→ JOB
Print the data that follows exactly.

** Start of MATERIAL **

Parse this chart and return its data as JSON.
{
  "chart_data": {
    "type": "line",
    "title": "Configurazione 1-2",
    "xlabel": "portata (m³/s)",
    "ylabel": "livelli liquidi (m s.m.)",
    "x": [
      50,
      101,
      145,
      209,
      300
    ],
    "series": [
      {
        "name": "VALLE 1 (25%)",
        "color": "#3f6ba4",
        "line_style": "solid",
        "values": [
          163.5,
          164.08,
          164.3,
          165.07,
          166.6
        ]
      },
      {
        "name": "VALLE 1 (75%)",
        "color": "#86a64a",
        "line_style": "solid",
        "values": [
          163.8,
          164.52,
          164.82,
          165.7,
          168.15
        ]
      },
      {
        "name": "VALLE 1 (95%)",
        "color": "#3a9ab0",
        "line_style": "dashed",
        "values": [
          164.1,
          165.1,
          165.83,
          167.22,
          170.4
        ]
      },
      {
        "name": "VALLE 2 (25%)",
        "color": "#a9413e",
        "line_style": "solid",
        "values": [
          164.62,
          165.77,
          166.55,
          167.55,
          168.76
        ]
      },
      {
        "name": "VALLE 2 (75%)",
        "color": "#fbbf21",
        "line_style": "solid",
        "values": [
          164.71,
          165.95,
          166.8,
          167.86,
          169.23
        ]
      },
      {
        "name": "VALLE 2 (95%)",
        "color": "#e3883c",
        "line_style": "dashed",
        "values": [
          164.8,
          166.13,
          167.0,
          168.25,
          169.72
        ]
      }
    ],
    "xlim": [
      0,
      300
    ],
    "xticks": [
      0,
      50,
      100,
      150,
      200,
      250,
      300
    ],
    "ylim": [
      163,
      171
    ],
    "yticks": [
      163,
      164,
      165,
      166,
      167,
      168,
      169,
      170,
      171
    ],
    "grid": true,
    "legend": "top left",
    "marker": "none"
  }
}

** End of MATERIAL **

→ EXERCISE ANSWER
Parse this chart and return its data as JSON.
{
  "chart_data": {
    "type": "line",
    "title": "Configurazione 1-2",
    "xlabel": "portata (m³/s)",
    "ylabel": "livelli liquidi (m s.m.)",
    "x": [
      50,
      101,
      145,
      209,
      300
    ],
    "series": [
      {
        "name": "VALLE 1 (25%)",
        "color": "#3f6ba4",
        "line_style": "solid",
        "values": [
          163.5,
          164.08,
          164.3,
          165.07,
          166.6
        ]
      },
      {
        "name": "VALLE 1 (75%)",
        "color": "#86a64a",
        "line_style": "solid",
        "values": [
          163.8,
          164.52,
          164.82,
          165.7,
          168.15
        ]
      },
      {
        "name": "VALLE 1 (95%)",
        "color": "#3a9ab0",
        "line_style": "dashed",
        "values": [
          164.1,
          165.1,
          165.83,
          167.22,
          170.4
        ]
      },
      {
        "name": "VALLE 2 (25%)",
        "color": "#a9413e",
        "line_style": "solid",
        "values": [
          164.62,
          165.77,
          166.55,
          167.55,
          168.76
        ]
      },
      {
        "name": "VALLE 2 (75%)",
        "color": "#fbbf21",
        "line_style": "solid",
        "values": [
          164.71,
          165.95,
          166.8,
          167.86,
          169.23
        ]
      },
      {
        "name": "VALLE 2 (95%)",
        "color": "#e3883c",
        "line_style": "dashed",
        "values": [
          164.8,
          166.13,
          167.0,
          168.25,
          169.72
        ]
      }
    ],
    "xlim": [
      0,
      300
    ],
    "xticks": [
      0,
      50,
      100,
      150,
      200,
      250,
      300
    ],
    "ylim": [
      163,
      171
    ],
    "yticks": [
      163,
      164,
      165,
      166,
      167,
      168,
      169,
      170,
      171
    ],
    "grid": true,
    "legend": "top left",
    "marker": "none"
  }
}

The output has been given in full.